## Start
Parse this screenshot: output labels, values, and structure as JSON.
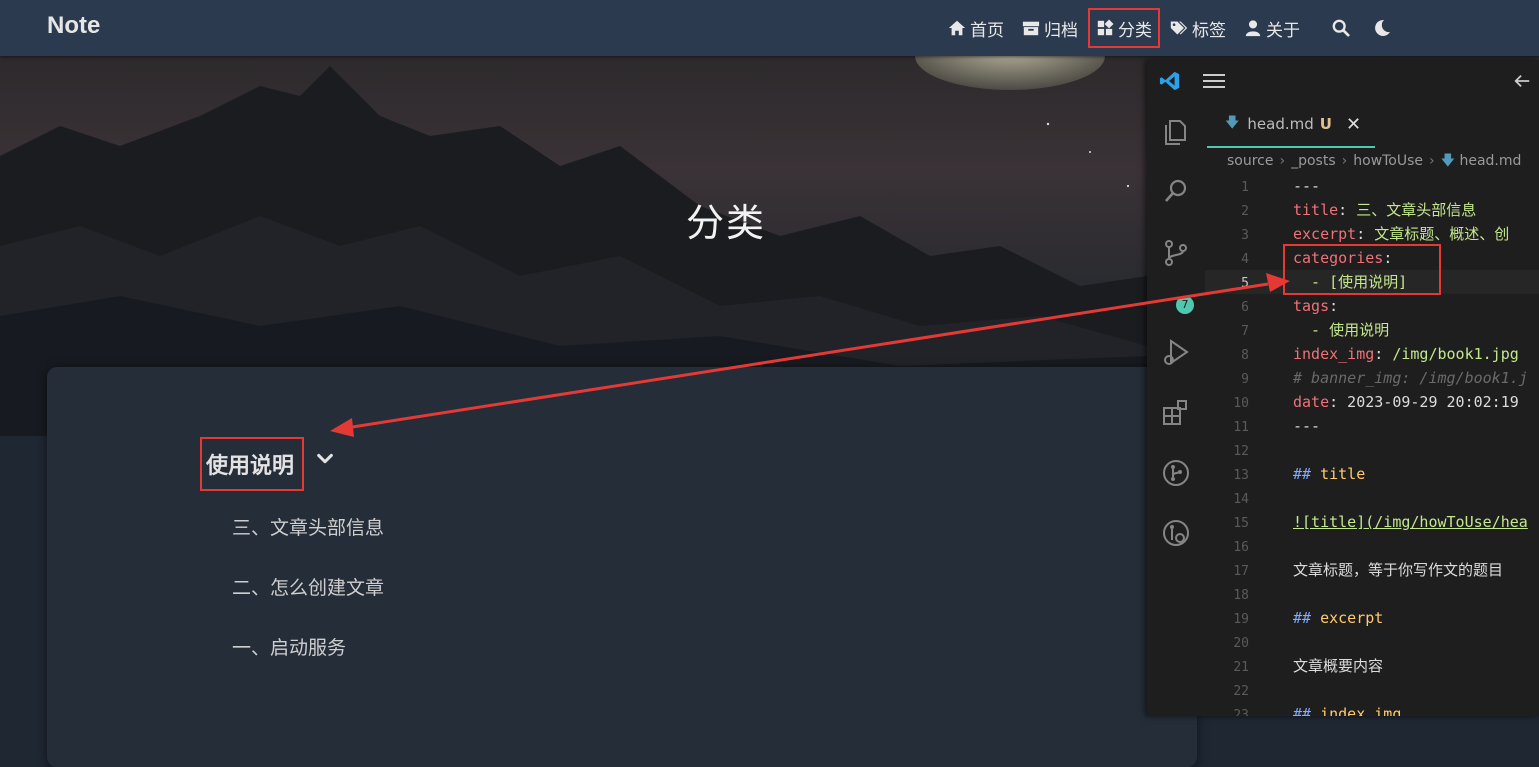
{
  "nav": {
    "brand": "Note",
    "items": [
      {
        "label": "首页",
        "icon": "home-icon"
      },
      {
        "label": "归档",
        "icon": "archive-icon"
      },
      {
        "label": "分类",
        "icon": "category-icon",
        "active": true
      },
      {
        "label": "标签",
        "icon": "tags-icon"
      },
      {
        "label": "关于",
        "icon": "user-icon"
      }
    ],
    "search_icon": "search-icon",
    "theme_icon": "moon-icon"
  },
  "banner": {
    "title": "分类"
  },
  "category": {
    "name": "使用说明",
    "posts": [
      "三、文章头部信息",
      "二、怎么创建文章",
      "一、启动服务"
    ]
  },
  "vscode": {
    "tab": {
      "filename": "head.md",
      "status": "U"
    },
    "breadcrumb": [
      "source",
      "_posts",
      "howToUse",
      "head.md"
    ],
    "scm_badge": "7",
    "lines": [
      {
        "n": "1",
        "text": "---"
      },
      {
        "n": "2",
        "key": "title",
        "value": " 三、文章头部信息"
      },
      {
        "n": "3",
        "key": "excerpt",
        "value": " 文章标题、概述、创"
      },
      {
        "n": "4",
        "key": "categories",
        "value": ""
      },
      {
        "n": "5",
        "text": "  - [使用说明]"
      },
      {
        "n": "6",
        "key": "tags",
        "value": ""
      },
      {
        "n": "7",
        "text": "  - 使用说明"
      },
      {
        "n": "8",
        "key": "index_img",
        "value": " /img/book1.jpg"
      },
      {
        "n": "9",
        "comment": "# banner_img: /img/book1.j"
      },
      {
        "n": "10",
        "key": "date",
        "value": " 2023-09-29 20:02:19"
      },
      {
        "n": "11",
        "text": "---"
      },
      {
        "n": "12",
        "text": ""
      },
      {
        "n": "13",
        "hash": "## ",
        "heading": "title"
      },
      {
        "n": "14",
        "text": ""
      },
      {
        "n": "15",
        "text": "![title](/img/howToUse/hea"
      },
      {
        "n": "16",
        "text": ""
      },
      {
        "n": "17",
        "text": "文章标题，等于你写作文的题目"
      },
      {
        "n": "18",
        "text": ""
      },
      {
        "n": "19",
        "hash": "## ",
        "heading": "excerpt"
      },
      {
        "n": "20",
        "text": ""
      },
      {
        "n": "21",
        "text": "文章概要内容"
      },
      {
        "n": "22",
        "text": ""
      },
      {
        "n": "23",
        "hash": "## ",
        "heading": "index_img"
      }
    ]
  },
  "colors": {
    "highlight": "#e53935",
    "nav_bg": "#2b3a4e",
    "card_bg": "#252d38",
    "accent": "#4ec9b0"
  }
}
## End
## Start
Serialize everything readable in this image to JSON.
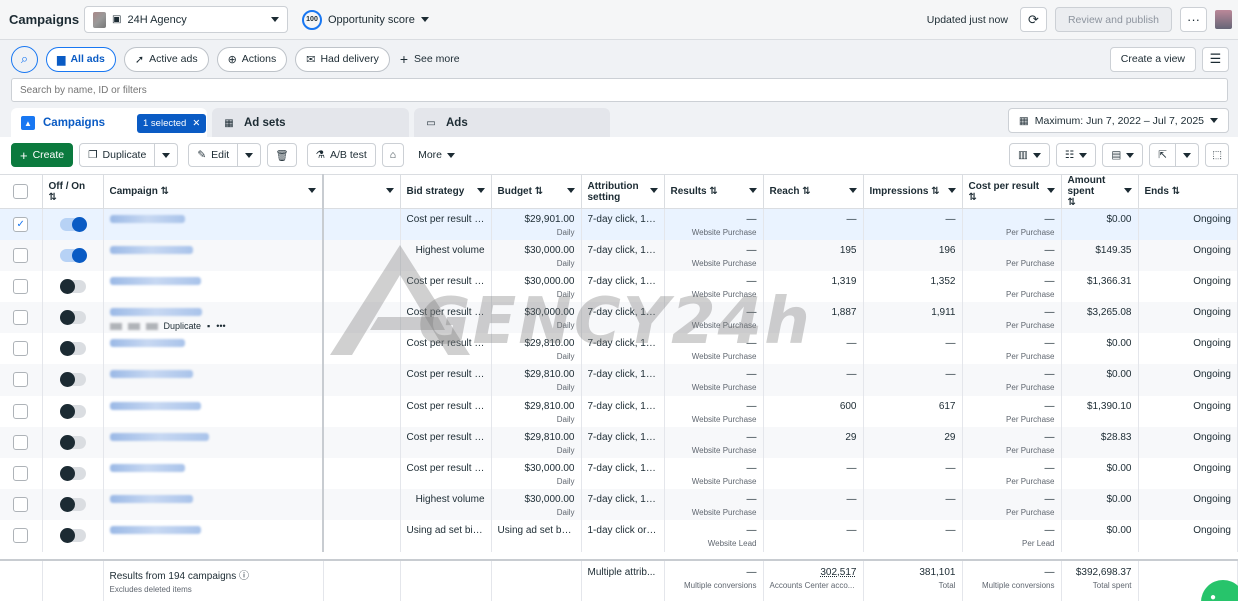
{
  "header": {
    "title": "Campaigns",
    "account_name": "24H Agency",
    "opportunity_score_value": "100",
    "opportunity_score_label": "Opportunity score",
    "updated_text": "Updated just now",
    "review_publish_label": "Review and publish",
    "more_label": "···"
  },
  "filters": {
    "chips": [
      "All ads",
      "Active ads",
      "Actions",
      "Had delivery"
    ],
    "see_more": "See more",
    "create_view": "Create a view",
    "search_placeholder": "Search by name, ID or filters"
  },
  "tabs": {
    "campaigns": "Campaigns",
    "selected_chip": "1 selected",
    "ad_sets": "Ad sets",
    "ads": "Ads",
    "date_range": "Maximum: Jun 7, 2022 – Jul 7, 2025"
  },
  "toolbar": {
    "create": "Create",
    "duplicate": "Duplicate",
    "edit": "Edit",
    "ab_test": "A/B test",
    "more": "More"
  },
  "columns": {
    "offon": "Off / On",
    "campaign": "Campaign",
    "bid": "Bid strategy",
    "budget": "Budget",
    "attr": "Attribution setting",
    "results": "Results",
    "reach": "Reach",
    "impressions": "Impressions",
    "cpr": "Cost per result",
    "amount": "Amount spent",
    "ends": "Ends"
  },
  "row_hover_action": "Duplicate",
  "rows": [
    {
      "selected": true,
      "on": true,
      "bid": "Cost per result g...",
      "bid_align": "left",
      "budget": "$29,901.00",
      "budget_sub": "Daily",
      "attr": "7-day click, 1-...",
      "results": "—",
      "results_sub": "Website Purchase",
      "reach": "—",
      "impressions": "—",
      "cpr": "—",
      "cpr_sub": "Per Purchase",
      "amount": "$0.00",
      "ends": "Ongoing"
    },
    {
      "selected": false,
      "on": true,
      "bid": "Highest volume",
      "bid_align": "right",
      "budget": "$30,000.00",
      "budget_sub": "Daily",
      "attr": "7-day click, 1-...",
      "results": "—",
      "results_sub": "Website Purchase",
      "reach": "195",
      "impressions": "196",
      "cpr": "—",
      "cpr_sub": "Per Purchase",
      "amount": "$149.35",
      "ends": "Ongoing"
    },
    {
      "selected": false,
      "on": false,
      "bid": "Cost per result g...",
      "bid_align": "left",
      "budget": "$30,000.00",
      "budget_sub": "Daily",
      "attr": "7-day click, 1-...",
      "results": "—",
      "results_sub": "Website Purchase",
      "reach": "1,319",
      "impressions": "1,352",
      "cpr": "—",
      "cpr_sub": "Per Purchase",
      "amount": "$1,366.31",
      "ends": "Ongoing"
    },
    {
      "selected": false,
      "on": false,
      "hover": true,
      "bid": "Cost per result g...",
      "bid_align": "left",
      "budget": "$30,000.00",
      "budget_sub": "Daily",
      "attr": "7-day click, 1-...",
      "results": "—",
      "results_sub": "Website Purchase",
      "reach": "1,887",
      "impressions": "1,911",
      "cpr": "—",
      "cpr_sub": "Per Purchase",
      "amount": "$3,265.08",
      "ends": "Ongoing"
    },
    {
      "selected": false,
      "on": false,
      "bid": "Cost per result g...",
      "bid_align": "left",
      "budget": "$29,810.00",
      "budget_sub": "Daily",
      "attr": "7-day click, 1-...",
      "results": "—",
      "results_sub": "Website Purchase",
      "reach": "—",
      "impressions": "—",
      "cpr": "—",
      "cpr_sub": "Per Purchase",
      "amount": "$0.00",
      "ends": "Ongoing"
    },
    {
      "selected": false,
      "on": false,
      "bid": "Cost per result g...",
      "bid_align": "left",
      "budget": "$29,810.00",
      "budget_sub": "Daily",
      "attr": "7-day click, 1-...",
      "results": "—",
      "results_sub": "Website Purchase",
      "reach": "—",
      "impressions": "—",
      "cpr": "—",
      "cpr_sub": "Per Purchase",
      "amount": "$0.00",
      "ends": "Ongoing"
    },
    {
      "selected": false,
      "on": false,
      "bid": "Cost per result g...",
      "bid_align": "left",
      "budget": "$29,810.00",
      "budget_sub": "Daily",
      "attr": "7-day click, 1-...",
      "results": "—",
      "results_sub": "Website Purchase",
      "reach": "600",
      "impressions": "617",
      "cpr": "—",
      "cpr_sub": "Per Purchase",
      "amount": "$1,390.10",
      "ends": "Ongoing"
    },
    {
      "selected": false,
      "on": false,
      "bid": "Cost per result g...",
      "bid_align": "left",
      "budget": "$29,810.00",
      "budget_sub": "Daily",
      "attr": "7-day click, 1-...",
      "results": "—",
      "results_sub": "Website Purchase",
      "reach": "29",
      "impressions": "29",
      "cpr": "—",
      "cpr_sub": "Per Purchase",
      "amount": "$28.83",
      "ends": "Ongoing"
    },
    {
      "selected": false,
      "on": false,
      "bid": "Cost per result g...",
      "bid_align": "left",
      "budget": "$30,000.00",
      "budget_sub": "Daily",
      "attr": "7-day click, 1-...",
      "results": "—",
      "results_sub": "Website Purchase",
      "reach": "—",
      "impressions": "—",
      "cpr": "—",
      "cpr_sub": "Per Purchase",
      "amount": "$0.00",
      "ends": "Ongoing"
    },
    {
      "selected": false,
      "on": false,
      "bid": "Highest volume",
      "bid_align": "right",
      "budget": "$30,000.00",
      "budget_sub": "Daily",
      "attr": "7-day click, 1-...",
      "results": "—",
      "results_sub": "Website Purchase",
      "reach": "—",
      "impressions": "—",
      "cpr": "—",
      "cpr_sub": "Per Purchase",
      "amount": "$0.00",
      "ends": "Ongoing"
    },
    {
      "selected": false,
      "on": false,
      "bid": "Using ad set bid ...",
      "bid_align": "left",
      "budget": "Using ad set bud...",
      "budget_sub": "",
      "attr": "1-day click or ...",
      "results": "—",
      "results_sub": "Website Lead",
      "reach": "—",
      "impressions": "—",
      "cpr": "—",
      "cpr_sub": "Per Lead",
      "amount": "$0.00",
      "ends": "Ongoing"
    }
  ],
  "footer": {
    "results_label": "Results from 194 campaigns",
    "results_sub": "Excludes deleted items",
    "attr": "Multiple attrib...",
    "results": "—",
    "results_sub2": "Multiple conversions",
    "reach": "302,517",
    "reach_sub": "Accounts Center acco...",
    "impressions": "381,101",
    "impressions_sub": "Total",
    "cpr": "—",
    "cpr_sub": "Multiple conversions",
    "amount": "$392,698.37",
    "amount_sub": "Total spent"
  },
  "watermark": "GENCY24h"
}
## End
### WHAT THE EXERCISE ASKS
From the listing above, copy every line that holds the string "Duplicate".

### SOLUTION
    "duplicate": "Duplicate",
  "row_hover_action": "Duplicate",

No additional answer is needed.